### Task directions
Return the lines of the records unchanged, beginning with the line that contains "color-swatch bbox=[84, 309, 98, 322]" and continuing through the line that contains "minimize-icon[interactable] bbox=[281, 8, 297, 24]", with both of those lines included.

### Given entries
========================
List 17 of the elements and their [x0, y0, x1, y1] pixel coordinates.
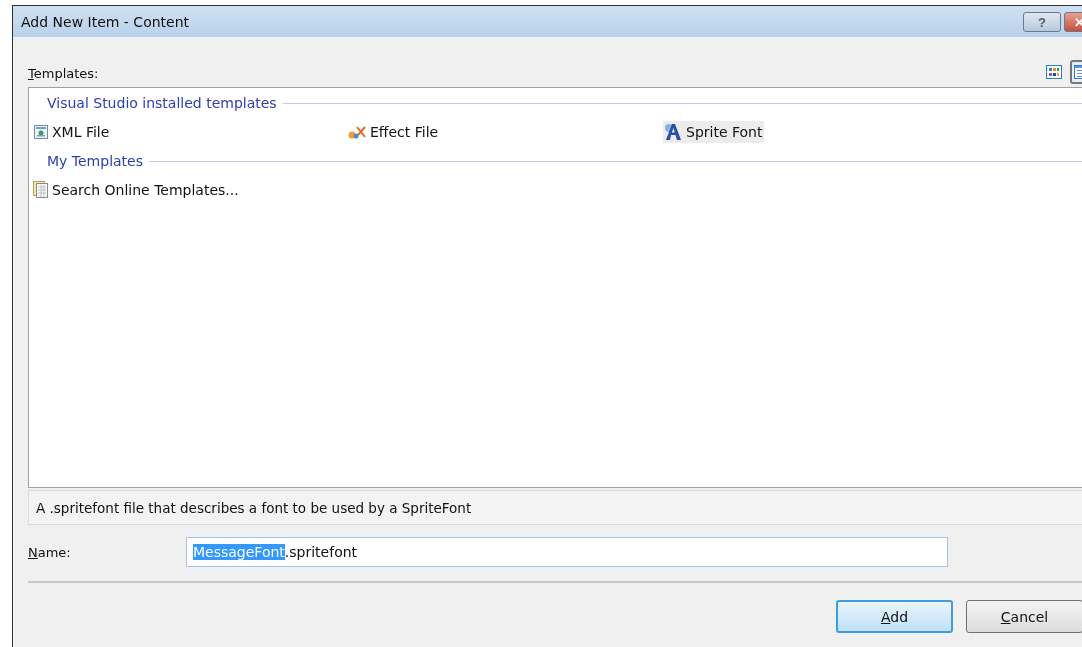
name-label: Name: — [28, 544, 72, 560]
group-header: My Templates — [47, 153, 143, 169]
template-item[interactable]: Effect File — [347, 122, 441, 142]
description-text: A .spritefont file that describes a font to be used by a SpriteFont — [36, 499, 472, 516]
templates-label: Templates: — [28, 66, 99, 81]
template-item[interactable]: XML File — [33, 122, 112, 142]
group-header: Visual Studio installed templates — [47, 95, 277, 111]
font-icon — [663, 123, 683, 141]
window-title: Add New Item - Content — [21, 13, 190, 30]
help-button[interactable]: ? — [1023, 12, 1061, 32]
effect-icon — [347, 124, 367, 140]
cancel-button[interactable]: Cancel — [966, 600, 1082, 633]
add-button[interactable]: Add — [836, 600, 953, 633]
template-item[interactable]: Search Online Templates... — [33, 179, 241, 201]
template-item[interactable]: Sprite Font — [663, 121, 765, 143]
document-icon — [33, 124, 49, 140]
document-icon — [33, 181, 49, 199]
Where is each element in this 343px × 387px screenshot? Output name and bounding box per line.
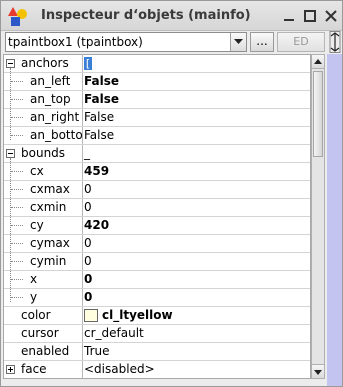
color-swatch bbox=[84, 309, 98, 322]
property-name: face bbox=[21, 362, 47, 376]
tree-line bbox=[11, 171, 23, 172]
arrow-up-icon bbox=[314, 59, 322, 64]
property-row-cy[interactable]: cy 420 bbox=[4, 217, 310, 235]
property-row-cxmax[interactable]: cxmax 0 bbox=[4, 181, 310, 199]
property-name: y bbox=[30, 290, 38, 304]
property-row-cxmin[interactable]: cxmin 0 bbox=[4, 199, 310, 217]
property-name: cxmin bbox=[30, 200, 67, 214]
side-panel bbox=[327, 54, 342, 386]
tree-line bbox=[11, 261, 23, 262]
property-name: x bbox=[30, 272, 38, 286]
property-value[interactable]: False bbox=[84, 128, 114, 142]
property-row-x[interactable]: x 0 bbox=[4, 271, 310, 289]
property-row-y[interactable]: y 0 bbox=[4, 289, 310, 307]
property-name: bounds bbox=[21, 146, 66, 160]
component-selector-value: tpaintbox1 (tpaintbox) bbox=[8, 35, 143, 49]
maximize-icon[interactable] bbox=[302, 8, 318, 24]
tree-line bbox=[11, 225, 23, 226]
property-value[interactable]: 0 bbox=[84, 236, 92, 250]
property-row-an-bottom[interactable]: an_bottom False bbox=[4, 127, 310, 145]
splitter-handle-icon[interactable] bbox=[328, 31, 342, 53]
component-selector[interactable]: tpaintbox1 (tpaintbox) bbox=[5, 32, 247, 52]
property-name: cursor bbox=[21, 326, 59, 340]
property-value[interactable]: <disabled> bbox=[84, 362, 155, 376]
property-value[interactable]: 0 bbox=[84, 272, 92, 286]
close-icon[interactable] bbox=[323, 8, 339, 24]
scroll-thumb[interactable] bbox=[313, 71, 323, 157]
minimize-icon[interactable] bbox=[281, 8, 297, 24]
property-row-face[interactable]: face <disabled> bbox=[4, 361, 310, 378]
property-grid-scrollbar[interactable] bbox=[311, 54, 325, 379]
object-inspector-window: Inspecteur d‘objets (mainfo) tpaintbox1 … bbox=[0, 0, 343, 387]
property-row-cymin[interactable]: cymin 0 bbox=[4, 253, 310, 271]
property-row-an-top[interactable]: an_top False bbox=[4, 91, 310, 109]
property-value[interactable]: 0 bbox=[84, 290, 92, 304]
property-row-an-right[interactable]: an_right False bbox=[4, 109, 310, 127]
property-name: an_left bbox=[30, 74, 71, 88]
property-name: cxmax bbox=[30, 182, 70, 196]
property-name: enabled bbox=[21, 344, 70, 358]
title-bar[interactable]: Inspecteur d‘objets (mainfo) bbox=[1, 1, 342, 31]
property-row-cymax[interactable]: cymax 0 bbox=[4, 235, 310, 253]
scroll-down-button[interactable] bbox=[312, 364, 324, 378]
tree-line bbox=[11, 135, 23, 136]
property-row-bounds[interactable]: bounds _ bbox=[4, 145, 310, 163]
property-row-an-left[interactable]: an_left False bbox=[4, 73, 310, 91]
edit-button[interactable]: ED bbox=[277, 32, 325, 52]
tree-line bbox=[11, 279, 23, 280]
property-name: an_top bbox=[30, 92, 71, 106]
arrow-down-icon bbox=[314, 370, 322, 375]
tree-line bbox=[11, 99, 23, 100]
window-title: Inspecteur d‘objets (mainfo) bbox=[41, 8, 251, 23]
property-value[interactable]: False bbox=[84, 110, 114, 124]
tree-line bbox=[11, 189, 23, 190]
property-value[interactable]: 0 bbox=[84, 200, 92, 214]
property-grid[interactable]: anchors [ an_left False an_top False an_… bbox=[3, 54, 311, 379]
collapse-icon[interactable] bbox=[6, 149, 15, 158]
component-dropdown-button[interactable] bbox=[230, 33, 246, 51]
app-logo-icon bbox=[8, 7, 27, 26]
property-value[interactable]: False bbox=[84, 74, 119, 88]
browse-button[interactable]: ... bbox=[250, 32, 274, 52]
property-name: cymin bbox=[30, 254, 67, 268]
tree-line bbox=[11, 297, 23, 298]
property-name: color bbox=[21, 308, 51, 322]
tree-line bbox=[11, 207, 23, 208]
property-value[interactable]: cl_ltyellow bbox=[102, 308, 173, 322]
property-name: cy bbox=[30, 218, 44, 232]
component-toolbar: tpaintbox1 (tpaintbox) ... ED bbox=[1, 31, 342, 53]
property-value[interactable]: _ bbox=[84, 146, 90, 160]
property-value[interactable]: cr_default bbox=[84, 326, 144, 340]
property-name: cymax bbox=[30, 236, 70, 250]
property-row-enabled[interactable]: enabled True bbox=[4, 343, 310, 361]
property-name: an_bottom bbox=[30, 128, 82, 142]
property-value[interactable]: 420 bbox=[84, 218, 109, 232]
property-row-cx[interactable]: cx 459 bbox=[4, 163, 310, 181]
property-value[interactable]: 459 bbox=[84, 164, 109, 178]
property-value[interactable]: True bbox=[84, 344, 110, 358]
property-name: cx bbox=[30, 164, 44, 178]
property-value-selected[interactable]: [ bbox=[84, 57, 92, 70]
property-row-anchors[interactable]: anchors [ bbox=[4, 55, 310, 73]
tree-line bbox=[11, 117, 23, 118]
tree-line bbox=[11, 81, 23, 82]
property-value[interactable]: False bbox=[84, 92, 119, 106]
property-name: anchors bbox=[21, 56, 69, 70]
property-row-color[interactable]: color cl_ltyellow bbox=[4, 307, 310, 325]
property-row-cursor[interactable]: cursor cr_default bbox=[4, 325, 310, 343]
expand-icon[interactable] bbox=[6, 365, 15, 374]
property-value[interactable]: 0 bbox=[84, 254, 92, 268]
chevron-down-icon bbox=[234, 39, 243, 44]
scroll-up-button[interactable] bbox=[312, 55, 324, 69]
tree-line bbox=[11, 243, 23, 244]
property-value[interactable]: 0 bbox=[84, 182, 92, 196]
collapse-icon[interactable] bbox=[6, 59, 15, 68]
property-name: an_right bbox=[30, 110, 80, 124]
========================
### Solution to this task
color-swatch bbox=[84, 309, 98, 322]
property-name: face bbox=[21, 362, 47, 376]
tree-line bbox=[11, 171, 23, 172]
arrow-up-icon bbox=[314, 59, 322, 64]
property-row-cy[interactable]: cy 420 bbox=[4, 217, 310, 235]
property-row-cxmax[interactable]: cxmax 0 bbox=[4, 181, 310, 199]
property-name: y bbox=[30, 290, 38, 304]
property-row-cxmin[interactable]: cxmin 0 bbox=[4, 199, 310, 217]
property-name: cxmin bbox=[30, 200, 67, 214]
side-panel bbox=[327, 54, 342, 386]
tree-line bbox=[11, 261, 23, 262]
property-name: x bbox=[30, 272, 38, 286]
property-value[interactable]: False bbox=[84, 128, 114, 142]
property-row-x[interactable]: x 0 bbox=[4, 271, 310, 289]
property-row-y[interactable]: y 0 bbox=[4, 289, 310, 307]
property-name: bounds bbox=[21, 146, 66, 160]
component-selector-value: tpaintbox1 (tpaintbox) bbox=[8, 35, 143, 49]
maximize-icon[interactable] bbox=[302, 8, 318, 24]
tree-line bbox=[11, 225, 23, 226]
property-value[interactable]: 0 bbox=[84, 236, 92, 250]
property-row-an-bottom[interactable]: an_bottom False bbox=[4, 127, 310, 145]
splitter-handle-icon[interactable] bbox=[328, 31, 342, 53]
component-selector[interactable]: tpaintbox1 (tpaintbox) bbox=[5, 32, 247, 52]
property-name: cursor bbox=[21, 326, 59, 340]
property-value[interactable]: <disabled> bbox=[84, 362, 155, 376]
property-value[interactable]: 0 bbox=[84, 272, 92, 286]
close-icon[interactable] bbox=[323, 8, 339, 24]
scroll-thumb[interactable] bbox=[313, 71, 323, 157]
minimize-icon[interactable] bbox=[281, 8, 297, 24]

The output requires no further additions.